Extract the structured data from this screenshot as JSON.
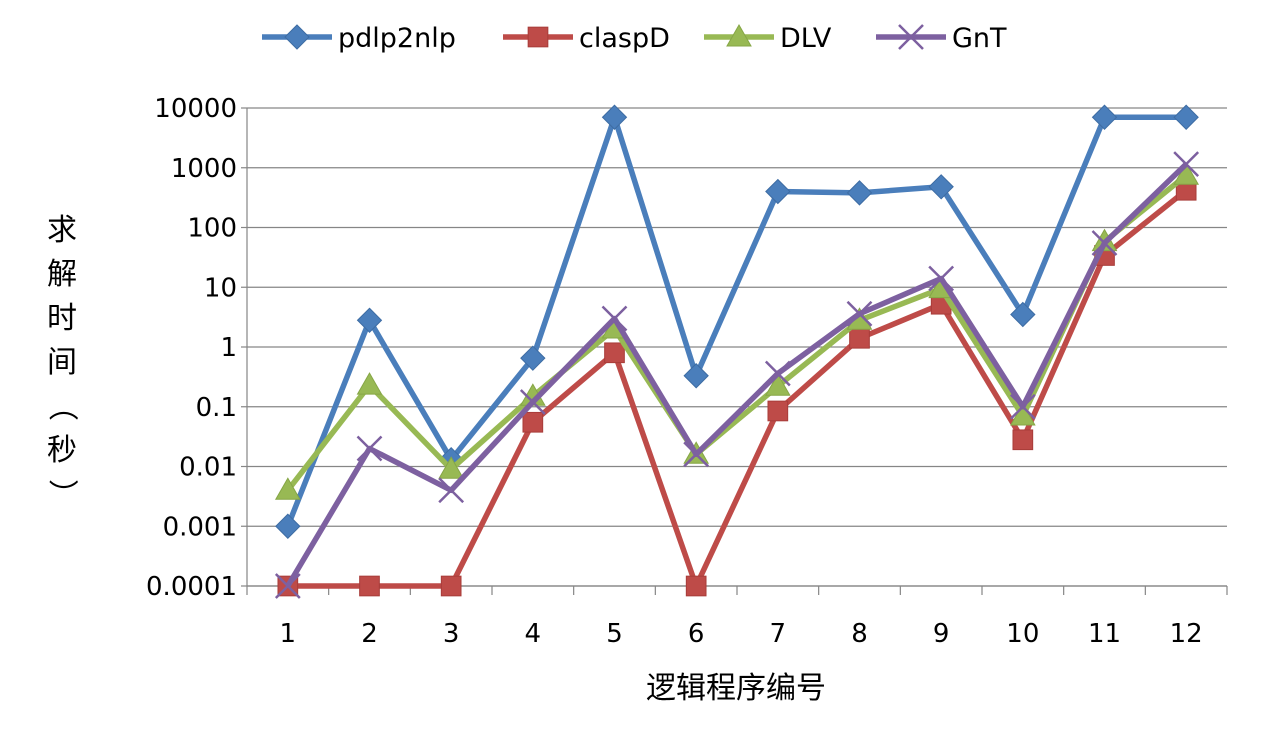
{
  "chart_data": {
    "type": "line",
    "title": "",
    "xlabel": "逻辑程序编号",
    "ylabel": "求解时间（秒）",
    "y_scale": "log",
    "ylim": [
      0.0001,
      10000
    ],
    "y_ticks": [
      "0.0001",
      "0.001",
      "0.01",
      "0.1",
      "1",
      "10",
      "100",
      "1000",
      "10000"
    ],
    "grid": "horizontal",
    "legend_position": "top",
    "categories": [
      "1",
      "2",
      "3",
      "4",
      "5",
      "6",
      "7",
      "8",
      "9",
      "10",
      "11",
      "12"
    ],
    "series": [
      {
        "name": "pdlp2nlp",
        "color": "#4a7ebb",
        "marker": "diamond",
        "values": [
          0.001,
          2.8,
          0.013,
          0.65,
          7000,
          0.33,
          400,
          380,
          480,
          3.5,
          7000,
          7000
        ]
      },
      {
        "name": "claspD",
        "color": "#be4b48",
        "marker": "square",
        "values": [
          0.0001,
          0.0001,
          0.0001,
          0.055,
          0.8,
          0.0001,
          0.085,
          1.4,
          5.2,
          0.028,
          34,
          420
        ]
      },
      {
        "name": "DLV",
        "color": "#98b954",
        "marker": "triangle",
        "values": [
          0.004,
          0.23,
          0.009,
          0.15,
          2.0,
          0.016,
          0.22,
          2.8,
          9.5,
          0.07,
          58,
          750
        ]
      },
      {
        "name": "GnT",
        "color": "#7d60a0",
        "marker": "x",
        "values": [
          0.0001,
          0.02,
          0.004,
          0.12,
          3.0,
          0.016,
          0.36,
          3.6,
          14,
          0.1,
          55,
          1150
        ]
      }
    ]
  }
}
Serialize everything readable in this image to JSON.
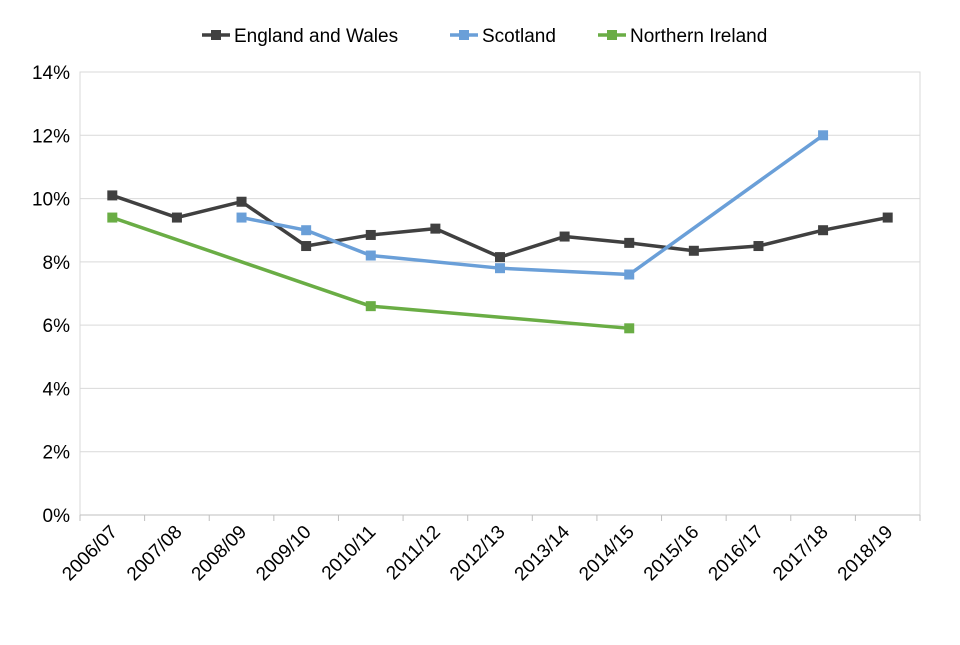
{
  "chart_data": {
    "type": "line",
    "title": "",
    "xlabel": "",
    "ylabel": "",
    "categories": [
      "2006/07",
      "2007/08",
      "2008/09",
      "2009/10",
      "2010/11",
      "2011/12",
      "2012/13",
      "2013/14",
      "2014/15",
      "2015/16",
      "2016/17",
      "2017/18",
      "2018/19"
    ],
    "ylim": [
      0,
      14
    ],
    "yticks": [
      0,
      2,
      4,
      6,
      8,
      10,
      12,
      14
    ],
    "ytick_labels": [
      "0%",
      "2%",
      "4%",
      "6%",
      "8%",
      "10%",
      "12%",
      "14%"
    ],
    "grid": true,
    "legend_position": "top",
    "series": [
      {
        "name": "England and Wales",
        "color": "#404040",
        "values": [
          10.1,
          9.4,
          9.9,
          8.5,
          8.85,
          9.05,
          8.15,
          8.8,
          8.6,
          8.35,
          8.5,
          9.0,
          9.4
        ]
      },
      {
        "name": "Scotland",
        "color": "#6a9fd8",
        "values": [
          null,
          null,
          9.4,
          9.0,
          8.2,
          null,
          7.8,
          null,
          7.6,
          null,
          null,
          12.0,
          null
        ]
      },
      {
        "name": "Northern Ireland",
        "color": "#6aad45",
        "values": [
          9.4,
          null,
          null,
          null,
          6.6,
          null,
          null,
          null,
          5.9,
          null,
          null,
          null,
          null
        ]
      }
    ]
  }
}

* * *

■ Directions
Retype each record exactly as it stands, but do not include the pictures.

■ Solution below
Extract the structured data from this screenshot as JSON.
{
  "chart_data": {
    "type": "line",
    "title": "",
    "xlabel": "逻辑程序编号",
    "ylabel": "求解时间（秒）",
    "y_scale": "log",
    "ylim": [
      0.0001,
      10000
    ],
    "y_ticks": [
      "0.0001",
      "0.001",
      "0.01",
      "0.1",
      "1",
      "10",
      "100",
      "1000",
      "10000"
    ],
    "grid": "horizontal",
    "legend_position": "top",
    "categories": [
      "1",
      "2",
      "3",
      "4",
      "5",
      "6",
      "7",
      "8",
      "9",
      "10",
      "11",
      "12"
    ],
    "series": [
      {
        "name": "pdlp2nlp",
        "color": "#4a7ebb",
        "marker": "diamond",
        "values": [
          0.001,
          2.8,
          0.013,
          0.65,
          7000,
          0.33,
          400,
          380,
          480,
          3.5,
          7000,
          7000
        ]
      },
      {
        "name": "claspD",
        "color": "#be4b48",
        "marker": "square",
        "values": [
          0.0001,
          0.0001,
          0.0001,
          0.055,
          0.8,
          0.0001,
          0.085,
          1.4,
          5.2,
          0.028,
          34,
          420
        ]
      },
      {
        "name": "DLV",
        "color": "#98b954",
        "marker": "triangle",
        "values": [
          0.004,
          0.23,
          0.009,
          0.15,
          2.0,
          0.016,
          0.22,
          2.8,
          9.5,
          0.07,
          58,
          750
        ]
      },
      {
        "name": "GnT",
        "color": "#7d60a0",
        "marker": "x",
        "values": [
          0.0001,
          0.02,
          0.004,
          0.12,
          3.0,
          0.016,
          0.36,
          3.6,
          14,
          0.1,
          55,
          1150
        ]
      }
    ]
  }
}
Serialize everything readable in this image to JSON.
{
  "chart_data": {
    "type": "line",
    "title": "",
    "xlabel": "",
    "ylabel": "",
    "categories": [
      "2006/07",
      "2007/08",
      "2008/09",
      "2009/10",
      "2010/11",
      "2011/12",
      "2012/13",
      "2013/14",
      "2014/15",
      "2015/16",
      "2016/17",
      "2017/18",
      "2018/19"
    ],
    "ylim": [
      0,
      14
    ],
    "yticks": [
      0,
      2,
      4,
      6,
      8,
      10,
      12,
      14
    ],
    "ytick_labels": [
      "0%",
      "2%",
      "4%",
      "6%",
      "8%",
      "10%",
      "12%",
      "14%"
    ],
    "grid": true,
    "legend_position": "top",
    "series": [
      {
        "name": "England and Wales",
        "color": "#404040",
        "values": [
          10.1,
          9.4,
          9.9,
          8.5,
          8.85,
          9.05,
          8.15,
          8.8,
          8.6,
          8.35,
          8.5,
          9.0,
          9.4
        ]
      },
      {
        "name": "Scotland",
        "color": "#6a9fd8",
        "values": [
          null,
          null,
          9.4,
          9.0,
          8.2,
          null,
          7.8,
          null,
          7.6,
          null,
          null,
          12.0,
          null
        ]
      },
      {
        "name": "Northern Ireland",
        "color": "#6aad45",
        "values": [
          9.4,
          null,
          null,
          null,
          6.6,
          null,
          null,
          null,
          5.9,
          null,
          null,
          null,
          null
        ]
      }
    ]
  }
}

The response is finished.